[RECORDED INFORMATION]

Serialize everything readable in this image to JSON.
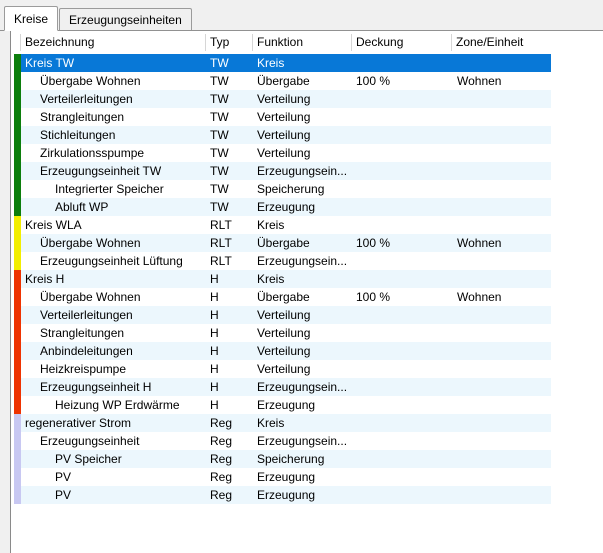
{
  "tabs": [
    {
      "label": "Kreise",
      "active": true
    },
    {
      "label": "Erzeugungseinheiten",
      "active": false
    }
  ],
  "table": {
    "columns": {
      "bezeichnung": "Bezeichnung",
      "typ": "Typ",
      "funktion": "Funktion",
      "deckung": "Deckung",
      "zone": "Zone/Einheit"
    },
    "rows": [
      {
        "bezeichnung": "Kreis TW",
        "typ": "TW",
        "funktion": "Kreis",
        "deckung": "",
        "zone": "",
        "level": 0,
        "group": "tw",
        "selected": true
      },
      {
        "bezeichnung": "Übergabe Wohnen",
        "typ": "TW",
        "funktion": "Übergabe",
        "deckung": "100 %",
        "zone": "Wohnen",
        "level": 1,
        "group": "tw"
      },
      {
        "bezeichnung": "Verteilerleitungen",
        "typ": "TW",
        "funktion": "Verteilung",
        "deckung": "",
        "zone": "",
        "level": 1,
        "group": "tw"
      },
      {
        "bezeichnung": "Strangleitungen",
        "typ": "TW",
        "funktion": "Verteilung",
        "deckung": "",
        "zone": "",
        "level": 1,
        "group": "tw"
      },
      {
        "bezeichnung": "Stichleitungen",
        "typ": "TW",
        "funktion": "Verteilung",
        "deckung": "",
        "zone": "",
        "level": 1,
        "group": "tw"
      },
      {
        "bezeichnung": "Zirkulationsspumpe",
        "typ": "TW",
        "funktion": "Verteilung",
        "deckung": "",
        "zone": "",
        "level": 1,
        "group": "tw"
      },
      {
        "bezeichnung": "Erzeugungseinheit TW",
        "typ": "TW",
        "funktion": "Erzeugungsein...",
        "deckung": "",
        "zone": "",
        "level": 1,
        "group": "tw"
      },
      {
        "bezeichnung": "Integrierter Speicher",
        "typ": "TW",
        "funktion": "Speicherung",
        "deckung": "",
        "zone": "",
        "level": 2,
        "group": "tw"
      },
      {
        "bezeichnung": "Abluft WP",
        "typ": "TW",
        "funktion": "Erzeugung",
        "deckung": "",
        "zone": "",
        "level": 2,
        "group": "tw"
      },
      {
        "bezeichnung": "Kreis WLA",
        "typ": "RLT",
        "funktion": "Kreis",
        "deckung": "",
        "zone": "",
        "level": 0,
        "group": "rlt"
      },
      {
        "bezeichnung": "Übergabe Wohnen",
        "typ": "RLT",
        "funktion": "Übergabe",
        "deckung": "100 %",
        "zone": "Wohnen",
        "level": 1,
        "group": "rlt"
      },
      {
        "bezeichnung": "Erzeugungseinheit Lüftung",
        "typ": "RLT",
        "funktion": "Erzeugungsein...",
        "deckung": "",
        "zone": "",
        "level": 1,
        "group": "rlt"
      },
      {
        "bezeichnung": "Kreis H",
        "typ": "H",
        "funktion": "Kreis",
        "deckung": "",
        "zone": "",
        "level": 0,
        "group": "h"
      },
      {
        "bezeichnung": "Übergabe Wohnen",
        "typ": "H",
        "funktion": "Übergabe",
        "deckung": "100 %",
        "zone": "Wohnen",
        "level": 1,
        "group": "h"
      },
      {
        "bezeichnung": "Verteilerleitungen",
        "typ": "H",
        "funktion": "Verteilung",
        "deckung": "",
        "zone": "",
        "level": 1,
        "group": "h"
      },
      {
        "bezeichnung": "Strangleitungen",
        "typ": "H",
        "funktion": "Verteilung",
        "deckung": "",
        "zone": "",
        "level": 1,
        "group": "h"
      },
      {
        "bezeichnung": "Anbindeleitungen",
        "typ": "H",
        "funktion": "Verteilung",
        "deckung": "",
        "zone": "",
        "level": 1,
        "group": "h"
      },
      {
        "bezeichnung": "Heizkreispumpe",
        "typ": "H",
        "funktion": "Verteilung",
        "deckung": "",
        "zone": "",
        "level": 1,
        "group": "h"
      },
      {
        "bezeichnung": "Erzeugungseinheit H",
        "typ": "H",
        "funktion": "Erzeugungsein...",
        "deckung": "",
        "zone": "",
        "level": 1,
        "group": "h"
      },
      {
        "bezeichnung": "Heizung WP Erdwärme",
        "typ": "H",
        "funktion": "Erzeugung",
        "deckung": "",
        "zone": "",
        "level": 2,
        "group": "h"
      },
      {
        "bezeichnung": "regenerativer Strom",
        "typ": "Reg",
        "funktion": "Kreis",
        "deckung": "",
        "zone": "",
        "level": 0,
        "group": "reg"
      },
      {
        "bezeichnung": "Erzeugungseinheit",
        "typ": "Reg",
        "funktion": "Erzeugungsein...",
        "deckung": "",
        "zone": "",
        "level": 1,
        "group": "reg"
      },
      {
        "bezeichnung": "PV Speicher",
        "typ": "Reg",
        "funktion": "Speicherung",
        "deckung": "",
        "zone": "",
        "level": 2,
        "group": "reg"
      },
      {
        "bezeichnung": "PV",
        "typ": "Reg",
        "funktion": "Erzeugung",
        "deckung": "",
        "zone": "",
        "level": 2,
        "group": "reg"
      },
      {
        "bezeichnung": "PV",
        "typ": "Reg",
        "funktion": "Erzeugung",
        "deckung": "",
        "zone": "",
        "level": 2,
        "group": "reg"
      }
    ]
  },
  "colors": {
    "group_tw": "#0c7e0c",
    "group_rlt": "#f2ee00",
    "group_h": "#ee3301",
    "group_reg": "#c8c8f2",
    "selection": "#0878d7",
    "stripe": "#ecf7fd"
  }
}
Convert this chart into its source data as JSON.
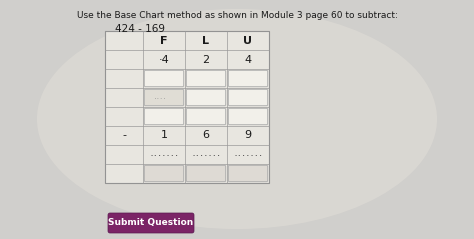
{
  "title_text": "Use the Base Chart method as shown in Module 3 page 60 to subtract:",
  "subtitle_text": "424 - 169",
  "bg_color": "#c8c8c8",
  "table_outer_bg": "#e8e6e0",
  "cell_empty_bg": "#e8e6e0",
  "cell_input_bg": "#f0eeea",
  "cell_dotted_bg": "#dedad4",
  "header_row": [
    "F",
    "L",
    "U"
  ],
  "row1_values": [
    "·4",
    "2",
    "4"
  ],
  "minus_row_values": [
    "1",
    "6",
    "9"
  ],
  "button_text": "Submit Question",
  "button_bg": "#7b2466",
  "button_text_color": "#ffffff",
  "minus_sign": "-",
  "dots": ".......",
  "grid_color": "#aaaaaa",
  "text_color": "#1a1a1a"
}
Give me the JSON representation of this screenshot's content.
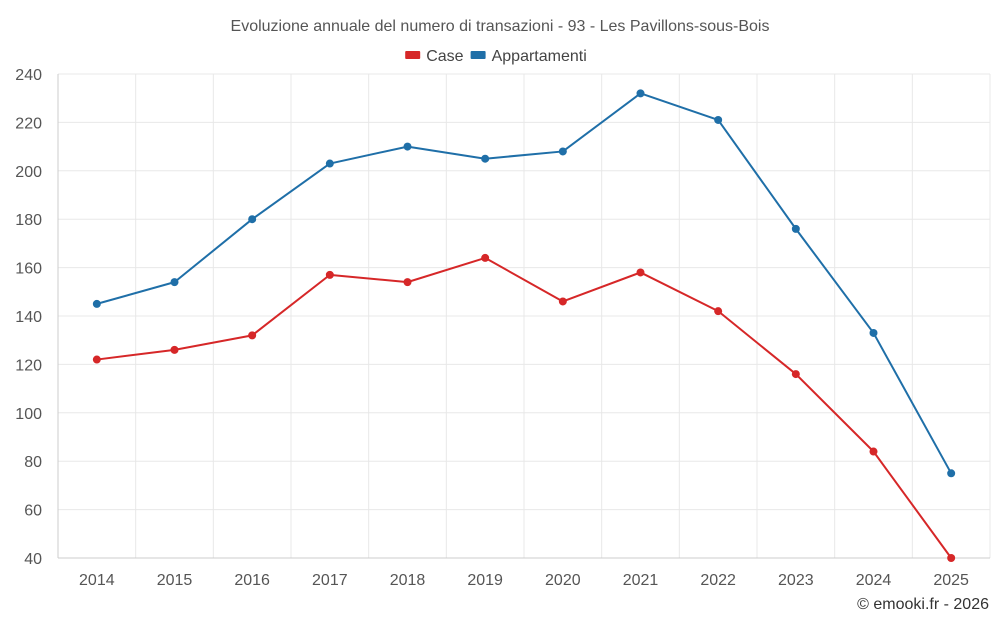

[WHAT TO PRODUCE] The records above are to be quoted exactly, with all pictures left out.

[FINAL RESULT]
Serialize everything readable in this image to JSON.
{
  "tabs": [
    {
      "label": "Kreise",
      "active": true
    },
    {
      "label": "Erzeugungseinheiten",
      "active": false
    }
  ],
  "table": {
    "columns": {
      "bezeichnung": "Bezeichnung",
      "typ": "Typ",
      "funktion": "Funktion",
      "deckung": "Deckung",
      "zone": "Zone/Einheit"
    },
    "rows": [
      {
        "bezeichnung": "Kreis TW",
        "typ": "TW",
        "funktion": "Kreis",
        "deckung": "",
        "zone": "",
        "level": 0,
        "group": "tw",
        "selected": true
      },
      {
        "bezeichnung": "Übergabe Wohnen",
        "typ": "TW",
        "funktion": "Übergabe",
        "deckung": "100 %",
        "zone": "Wohnen",
        "level": 1,
        "group": "tw"
      },
      {
        "bezeichnung": "Verteilerleitungen",
        "typ": "TW",
        "funktion": "Verteilung",
        "deckung": "",
        "zone": "",
        "level": 1,
        "group": "tw"
      },
      {
        "bezeichnung": "Strangleitungen",
        "typ": "TW",
        "funktion": "Verteilung",
        "deckung": "",
        "zone": "",
        "level": 1,
        "group": "tw"
      },
      {
        "bezeichnung": "Stichleitungen",
        "typ": "TW",
        "funktion": "Verteilung",
        "deckung": "",
        "zone": "",
        "level": 1,
        "group": "tw"
      },
      {
        "bezeichnung": "Zirkulationsspumpe",
        "typ": "TW",
        "funktion": "Verteilung",
        "deckung": "",
        "zone": "",
        "level": 1,
        "group": "tw"
      },
      {
        "bezeichnung": "Erzeugungseinheit TW",
        "typ": "TW",
        "funktion": "Erzeugungsein...",
        "deckung": "",
        "zone": "",
        "level": 1,
        "group": "tw"
      },
      {
        "bezeichnung": "Integrierter Speicher",
        "typ": "TW",
        "funktion": "Speicherung",
        "deckung": "",
        "zone": "",
        "level": 2,
        "group": "tw"
      },
      {
        "bezeichnung": "Abluft WP",
        "typ": "TW",
        "funktion": "Erzeugung",
        "deckung": "",
        "zone": "",
        "level": 2,
        "group": "tw"
      },
      {
        "bezeichnung": "Kreis WLA",
        "typ": "RLT",
        "funktion": "Kreis",
        "deckung": "",
        "zone": "",
        "level": 0,
        "group": "rlt"
      },
      {
        "bezeichnung": "Übergabe Wohnen",
        "typ": "RLT",
        "funktion": "Übergabe",
        "deckung": "100 %",
        "zone": "Wohnen",
        "level": 1,
        "group": "rlt"
      },
      {
        "bezeichnung": "Erzeugungseinheit Lüftung",
        "typ": "RLT",
        "funktion": "Erzeugungsein...",
        "deckung": "",
        "zone": "",
        "level": 1,
        "group": "rlt"
      },
      {
        "bezeichnung": "Kreis H",
        "typ": "H",
        "funktion": "Kreis",
        "deckung": "",
        "zone": "",
        "level": 0,
        "group": "h"
      },
      {
        "bezeichnung": "Übergabe Wohnen",
        "typ": "H",
        "funktion": "Übergabe",
        "deckung": "100 %",
        "zone": "Wohnen",
        "level": 1,
        "group": "h"
      },
      {
        "bezeichnung": "Verteilerleitungen",
        "typ": "H",
        "funktion": "Verteilung",
        "deckung": "",
        "zone": "",
        "level": 1,
        "group": "h"
      },
      {
        "bezeichnung": "Strangleitungen",
        "typ": "H",
        "funktion": "Verteilung",
        "deckung": "",
        "zone": "",
        "level": 1,
        "group": "h"
      },
      {
        "bezeichnung": "Anbindeleitungen",
        "typ": "H",
        "funktion": "Verteilung",
        "deckung": "",
        "zone": "",
        "level": 1,
        "group": "h"
      },
      {
        "bezeichnung": "Heizkreispumpe",
        "typ": "H",
        "funktion": "Verteilung",
        "deckung": "",
        "zone": "",
        "level": 1,
        "group": "h"
      },
      {
        "bezeichnung": "Erzeugungseinheit H",
        "typ": "H",
        "funktion": "Erzeugungsein...",
        "deckung": "",
        "zone": "",
        "level": 1,
        "group": "h"
      },
      {
        "bezeichnung": "Heizung WP Erdwärme",
        "typ": "H",
        "funktion": "Erzeugung",
        "deckung": "",
        "zone": "",
        "level": 2,
        "group": "h"
      },
      {
        "bezeichnung": "regenerativer Strom",
        "typ": "Reg",
        "funktion": "Kreis",
        "deckung": "",
        "zone": "",
        "level": 0,
        "group": "reg"
      },
      {
        "bezeichnung": "Erzeugungseinheit",
        "typ": "Reg",
        "funktion": "Erzeugungsein...",
        "deckung": "",
        "zone": "",
        "level": 1,
        "group": "reg"
      },
      {
        "bezeichnung": "PV Speicher",
        "typ": "Reg",
        "funktion": "Speicherung",
        "deckung": "",
        "zone": "",
        "level": 2,
        "group": "reg"
      },
      {
        "bezeichnung": "PV",
        "typ": "Reg",
        "funktion": "Erzeugung",
        "deckung": "",
        "zone": "",
        "level": 2,
        "group": "reg"
      },
      {
        "bezeichnung": "PV",
        "typ": "Reg",
        "funktion": "Erzeugung",
        "deckung": "",
        "zone": "",
        "level": 2,
        "group": "reg"
      }
    ]
  },
  "colors": {
    "group_tw": "#0c7e0c",
    "group_rlt": "#f2ee00",
    "group_h": "#ee3301",
    "group_reg": "#c8c8f2",
    "selection": "#0878d7",
    "stripe": "#ecf7fd"
  }
}
Convert this chart into its source data as JSON.
{
  "title_text": "Use the Base Chart method as shown in Module 3 page 60 to subtract:",
  "subtitle_text": "424 - 169",
  "bg_color": "#c8c8c8",
  "table_outer_bg": "#e8e6e0",
  "cell_empty_bg": "#e8e6e0",
  "cell_input_bg": "#f0eeea",
  "cell_dotted_bg": "#dedad4",
  "header_row": [
    "F",
    "L",
    "U"
  ],
  "row1_values": [
    "·4",
    "2",
    "4"
  ],
  "minus_row_values": [
    "1",
    "6",
    "9"
  ],
  "button_text": "Submit Question",
  "button_bg": "#7b2466",
  "button_text_color": "#ffffff",
  "minus_sign": "-",
  "dots": ".......",
  "grid_color": "#aaaaaa",
  "text_color": "#1a1a1a"
}
Give me the JSON representation of this screenshot's content.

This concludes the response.